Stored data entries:
********************

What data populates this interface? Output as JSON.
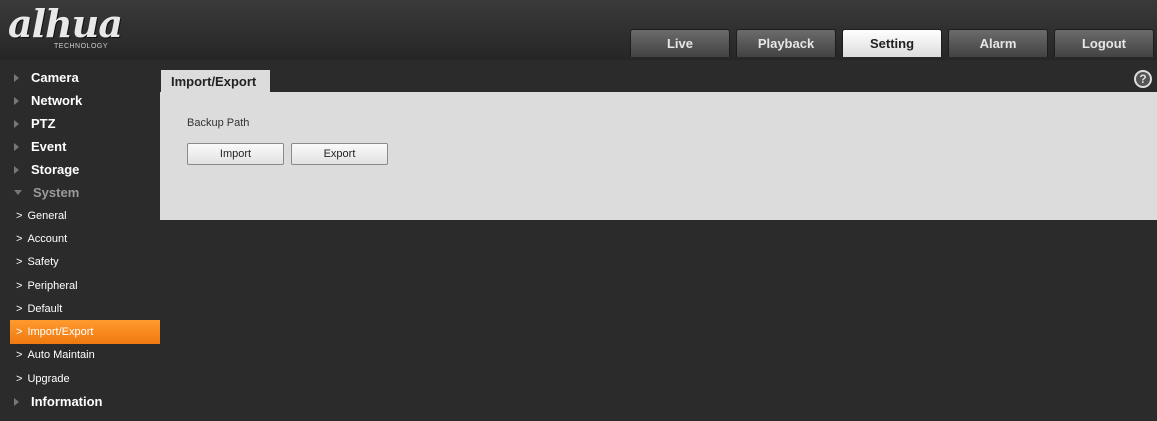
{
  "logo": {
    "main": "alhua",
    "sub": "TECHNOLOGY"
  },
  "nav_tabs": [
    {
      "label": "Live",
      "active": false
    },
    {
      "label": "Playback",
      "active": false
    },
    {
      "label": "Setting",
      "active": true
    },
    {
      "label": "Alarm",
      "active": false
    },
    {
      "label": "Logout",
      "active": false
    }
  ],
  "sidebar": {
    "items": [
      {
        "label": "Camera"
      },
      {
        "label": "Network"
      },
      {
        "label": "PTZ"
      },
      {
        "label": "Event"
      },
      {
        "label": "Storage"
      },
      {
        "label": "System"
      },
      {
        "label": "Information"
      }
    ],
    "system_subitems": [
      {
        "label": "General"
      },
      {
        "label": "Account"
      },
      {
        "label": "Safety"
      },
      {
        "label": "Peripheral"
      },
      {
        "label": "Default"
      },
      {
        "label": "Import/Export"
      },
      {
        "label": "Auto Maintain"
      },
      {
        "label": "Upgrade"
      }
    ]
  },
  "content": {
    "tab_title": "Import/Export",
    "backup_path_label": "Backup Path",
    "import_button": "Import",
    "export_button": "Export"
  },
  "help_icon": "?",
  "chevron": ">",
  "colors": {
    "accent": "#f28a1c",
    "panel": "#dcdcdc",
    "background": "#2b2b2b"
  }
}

********************

WORK TO DO: Reproduce all entries exactly. Pictures do not belong in the copy.

OUTPUT:
What data populates this interface? Output as JSON.
{
  "logo": {
    "main": "alhua",
    "sub": "TECHNOLOGY"
  },
  "nav_tabs": [
    {
      "label": "Live",
      "active": false
    },
    {
      "label": "Playback",
      "active": false
    },
    {
      "label": "Setting",
      "active": true
    },
    {
      "label": "Alarm",
      "active": false
    },
    {
      "label": "Logout",
      "active": false
    }
  ],
  "sidebar": {
    "items": [
      {
        "label": "Camera"
      },
      {
        "label": "Network"
      },
      {
        "label": "PTZ"
      },
      {
        "label": "Event"
      },
      {
        "label": "Storage"
      },
      {
        "label": "System"
      },
      {
        "label": "Information"
      }
    ],
    "system_subitems": [
      {
        "label": "General"
      },
      {
        "label": "Account"
      },
      {
        "label": "Safety"
      },
      {
        "label": "Peripheral"
      },
      {
        "label": "Default"
      },
      {
        "label": "Import/Export"
      },
      {
        "label": "Auto Maintain"
      },
      {
        "label": "Upgrade"
      }
    ]
  },
  "content": {
    "tab_title": "Import/Export",
    "backup_path_label": "Backup Path",
    "import_button": "Import",
    "export_button": "Export"
  },
  "help_icon": "?",
  "chevron": ">",
  "colors": {
    "accent": "#f28a1c",
    "panel": "#dcdcdc",
    "background": "#2b2b2b"
  }
}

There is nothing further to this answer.